> _INSTRUCTION_: Copy out the listing exactly.
::::::::::
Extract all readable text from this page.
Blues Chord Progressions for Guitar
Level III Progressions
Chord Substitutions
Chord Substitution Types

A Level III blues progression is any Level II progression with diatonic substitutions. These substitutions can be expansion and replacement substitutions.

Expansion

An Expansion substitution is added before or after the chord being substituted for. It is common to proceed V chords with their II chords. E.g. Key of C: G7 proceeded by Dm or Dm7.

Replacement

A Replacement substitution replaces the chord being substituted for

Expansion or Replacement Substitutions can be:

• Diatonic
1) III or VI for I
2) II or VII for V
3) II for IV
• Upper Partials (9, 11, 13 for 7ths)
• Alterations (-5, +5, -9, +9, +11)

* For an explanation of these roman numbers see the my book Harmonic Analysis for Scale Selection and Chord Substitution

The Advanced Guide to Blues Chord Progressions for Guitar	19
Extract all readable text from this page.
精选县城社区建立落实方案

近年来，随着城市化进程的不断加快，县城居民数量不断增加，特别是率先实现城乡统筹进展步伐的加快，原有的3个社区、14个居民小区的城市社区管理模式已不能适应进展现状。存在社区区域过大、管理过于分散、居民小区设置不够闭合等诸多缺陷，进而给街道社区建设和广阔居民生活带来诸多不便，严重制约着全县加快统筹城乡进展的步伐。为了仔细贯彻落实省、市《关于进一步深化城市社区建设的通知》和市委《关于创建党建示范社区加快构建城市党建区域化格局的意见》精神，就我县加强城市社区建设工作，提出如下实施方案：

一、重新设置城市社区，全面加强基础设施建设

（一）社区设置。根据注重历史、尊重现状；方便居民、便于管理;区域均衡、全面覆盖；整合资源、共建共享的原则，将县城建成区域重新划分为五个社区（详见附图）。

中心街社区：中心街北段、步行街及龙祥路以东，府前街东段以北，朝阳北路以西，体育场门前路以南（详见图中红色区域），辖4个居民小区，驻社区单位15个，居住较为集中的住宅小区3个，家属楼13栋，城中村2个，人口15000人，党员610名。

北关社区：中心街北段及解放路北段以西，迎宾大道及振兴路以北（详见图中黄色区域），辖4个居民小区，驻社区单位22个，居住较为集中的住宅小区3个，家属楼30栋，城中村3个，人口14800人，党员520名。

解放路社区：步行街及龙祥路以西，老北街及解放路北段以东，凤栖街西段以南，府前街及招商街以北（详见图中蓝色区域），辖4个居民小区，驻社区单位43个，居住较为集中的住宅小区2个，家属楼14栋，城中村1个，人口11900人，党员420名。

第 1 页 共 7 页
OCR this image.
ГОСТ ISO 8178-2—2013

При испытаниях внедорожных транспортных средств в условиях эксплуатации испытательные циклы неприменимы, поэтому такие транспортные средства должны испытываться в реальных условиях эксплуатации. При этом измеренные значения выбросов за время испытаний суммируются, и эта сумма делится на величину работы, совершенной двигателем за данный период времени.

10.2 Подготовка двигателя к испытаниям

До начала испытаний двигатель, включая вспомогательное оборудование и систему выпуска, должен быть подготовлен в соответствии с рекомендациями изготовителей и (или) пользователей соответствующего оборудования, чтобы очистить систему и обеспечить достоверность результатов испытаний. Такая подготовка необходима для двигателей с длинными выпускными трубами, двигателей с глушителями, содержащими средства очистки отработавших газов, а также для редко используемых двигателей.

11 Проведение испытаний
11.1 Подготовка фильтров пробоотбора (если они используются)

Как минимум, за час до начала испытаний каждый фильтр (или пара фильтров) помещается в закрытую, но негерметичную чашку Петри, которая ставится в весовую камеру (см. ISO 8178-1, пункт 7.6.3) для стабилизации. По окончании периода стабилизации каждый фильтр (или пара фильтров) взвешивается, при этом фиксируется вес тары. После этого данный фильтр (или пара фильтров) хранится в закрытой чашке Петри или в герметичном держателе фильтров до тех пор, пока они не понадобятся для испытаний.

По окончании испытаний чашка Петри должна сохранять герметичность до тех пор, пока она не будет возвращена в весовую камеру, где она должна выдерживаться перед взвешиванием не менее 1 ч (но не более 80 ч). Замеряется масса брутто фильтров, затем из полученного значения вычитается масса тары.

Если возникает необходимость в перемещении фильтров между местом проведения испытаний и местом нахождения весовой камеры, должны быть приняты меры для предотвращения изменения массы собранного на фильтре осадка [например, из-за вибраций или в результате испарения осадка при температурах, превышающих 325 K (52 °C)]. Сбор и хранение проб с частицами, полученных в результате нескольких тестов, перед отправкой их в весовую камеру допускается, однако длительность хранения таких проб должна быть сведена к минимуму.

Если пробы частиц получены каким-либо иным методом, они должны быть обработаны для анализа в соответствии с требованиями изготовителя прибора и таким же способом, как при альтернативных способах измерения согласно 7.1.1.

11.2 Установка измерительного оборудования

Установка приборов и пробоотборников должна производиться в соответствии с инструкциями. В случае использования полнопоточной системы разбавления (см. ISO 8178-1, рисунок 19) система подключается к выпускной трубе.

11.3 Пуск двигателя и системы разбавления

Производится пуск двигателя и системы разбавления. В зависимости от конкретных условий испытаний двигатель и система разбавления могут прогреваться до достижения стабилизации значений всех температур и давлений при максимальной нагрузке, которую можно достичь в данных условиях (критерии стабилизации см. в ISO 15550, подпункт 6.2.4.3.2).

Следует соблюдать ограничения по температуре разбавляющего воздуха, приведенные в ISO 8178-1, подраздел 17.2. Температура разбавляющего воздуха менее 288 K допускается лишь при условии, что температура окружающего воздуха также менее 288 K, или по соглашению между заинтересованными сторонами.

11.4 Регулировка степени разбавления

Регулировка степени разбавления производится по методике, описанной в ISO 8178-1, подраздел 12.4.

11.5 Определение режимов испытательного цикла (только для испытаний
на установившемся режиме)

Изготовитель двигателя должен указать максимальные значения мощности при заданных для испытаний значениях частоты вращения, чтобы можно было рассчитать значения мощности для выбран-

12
::::::::::
> _ANSWER IN FULL_:
Extract all readable text from this page.
Blues Chord Progressions for Guitar
Level III Progressions
Chord Substitutions
Chord Substitution Types

A Level III blues progression is any Level II progression with diatonic substitutions. These substitutions can be expansion and replacement substitutions.

Expansion

An Expansion substitution is added before or after the chord being substituted for. It is common to proceed V chords with their II chords. E.g. Key of C: G7 proceeded by Dm or Dm7.

Replacement

A Replacement substitution replaces the chord being substituted for

Expansion or Replacement Substitutions can be:

• Diatonic
1) III or VI for I
2) II or VII for V
3) II for IV
• Upper Partials (9, 11, 13 for 7ths)
• Alterations (-5, +5, -9, +9, +11)

* For an explanation of these roman numbers see the my book Harmonic Analysis for Scale Selection and Chord Substitution

The Advanced Guide to Blues Chord Progressions for Guitar	19
Extract all readable text from this page.
精选县城社区建立落实方案

近年来，随着城市化进程的不断加快，县城居民数量不断增加，特别是率先实现城乡统筹进展步伐的加快，原有的3个社区、14个居民小区的城市社区管理模式已不能适应进展现状。存在社区区域过大、管理过于分散、居民小区设置不够闭合等诸多缺陷，进而给街道社区建设和广阔居民生活带来诸多不便，严重制约着全县加快统筹城乡进展的步伐。为了仔细贯彻落实省、市《关于进一步深化城市社区建设的通知》和市委《关于创建党建示范社区加快构建城市党建区域化格局的意见》精神，就我县加强城市社区建设工作，提出如下实施方案：

一、重新设置城市社区，全面加强基础设施建设

（一）社区设置。根据注重历史、尊重现状；方便居民、便于管理;区域均衡、全面覆盖；整合资源、共建共享的原则，将县城建成区域重新划分为五个社区（详见附图）。

中心街社区：中心街北段、步行街及龙祥路以东，府前街东段以北，朝阳北路以西，体育场门前路以南（详见图中红色区域），辖4个居民小区，驻社区单位15个，居住较为集中的住宅小区3个，家属楼13栋，城中村2个，人口15000人，党员610名。

北关社区：中心街北段及解放路北段以西，迎宾大道及振兴路以北（详见图中黄色区域），辖4个居民小区，驻社区单位22个，居住较为集中的住宅小区3个，家属楼30栋，城中村3个，人口14800人，党员520名。

解放路社区：步行街及龙祥路以西，老北街及解放路北段以东，凤栖街西段以南，府前街及招商街以北（详见图中蓝色区域），辖4个居民小区，驻社区单位43个，居住较为集中的住宅小区2个，家属楼14栋，城中村1个，人口11900人，党员420名。

第 1 页 共 7 页
OCR this image.
ГОСТ ISO 8178-2—2013

При испытаниях внедорожных транспортных средств в условиях эксплуатации испытательные циклы неприменимы, поэтому такие транспортные средства должны испытываться в реальных условиях эксплуатации. При этом измеренные значения выбросов за время испытаний суммируются, и эта сумма делится на величину работы, совершенной двигателем за данный период времени.

10.2 Подготовка двигателя к испытаниям

До начала испытаний двигатель, включая вспомогательное оборудование и систему выпуска, должен быть подготовлен в соответствии с рекомендациями изготовителей и (или) пользователей соответствующего оборудования, чтобы очистить систему и обеспечить достоверность результатов испытаний. Такая подготовка необходима для двигателей с длинными выпускными трубами, двигателей с глушителями, содержащими средства очистки отработавших газов, а также для редко используемых двигателей.

11 Проведение испытаний
11.1 Подготовка фильтров пробоотбора (если они используются)

Как минимум, за час до начала испытаний каждый фильтр (или пара фильтров) помещается в закрытую, но негерметичную чашку Петри, которая ставится в весовую камеру (см. ISO 8178-1, пункт 7.6.3) для стабилизации. По окончании периода стабилизации каждый фильтр (или пара фильтров) взвешивается, при этом фиксируется вес тары. После этого данный фильтр (или пара фильтров) хранится в закрытой чашке Петри или в герметичном держателе фильтров до тех пор, пока они не понадобятся для испытаний.

По окончании испытаний чашка Петри должна сохранять герметичность до тех пор, пока она не будет возвращена в весовую камеру, где она должна выдерживаться перед взвешиванием не менее 1 ч (но не более 80 ч). Замеряется масса брутто фильтров, затем из полученного значения вычитается масса тары.

Если возникает необходимость в перемещении фильтров между местом проведения испытаний и местом нахождения весовой камеры, должны быть приняты меры для предотвращения изменения массы собранного на фильтре осадка [например, из-за вибраций или в результате испарения осадка при температурах, превышающих 325 K (52 °C)]. Сбор и хранение проб с частицами, полученных в результате нескольких тестов, перед отправкой их в весовую камеру допускается, однако длительность хранения таких проб должна быть сведена к минимуму.

Если пробы частиц получены каким-либо иным методом, они должны быть обработаны для анализа в соответствии с требованиями изготовителя прибора и таким же способом, как при альтернативных способах измерения согласно 7.1.1.

11.2 Установка измерительного оборудования

Установка приборов и пробоотборников должна производиться в соответствии с инструкциями. В случае использования полнопоточной системы разбавления (см. ISO 8178-1, рисунок 19) система подключается к выпускной трубе.

11.3 Пуск двигателя и системы разбавления

Производится пуск двигателя и системы разбавления. В зависимости от конкретных условий испытаний двигатель и система разбавления могут прогреваться до достижения стабилизации значений всех температур и давлений при максимальной нагрузке, которую можно достичь в данных условиях (критерии стабилизации см. в ISO 15550, подпункт 6.2.4.3.2).

Следует соблюдать ограничения по температуре разбавляющего воздуха, приведенные в ISO 8178-1, подраздел 17.2. Температура разбавляющего воздуха менее 288 K допускается лишь при условии, что температура окружающего воздуха также менее 288 K, или по соглашению между заинтересованными сторонами.

11.4 Регулировка степени разбавления

Регулировка степени разбавления производится по методике, описанной в ISO 8178-1, подраздел 12.4.

11.5 Определение режимов испытательного цикла (только для испытаний
на установившемся режиме)

Изготовитель двигателя должен указать максимальные значения мощности при заданных для испытаний значениях частоты вращения, чтобы можно было рассчитать значения мощности для выбран-

12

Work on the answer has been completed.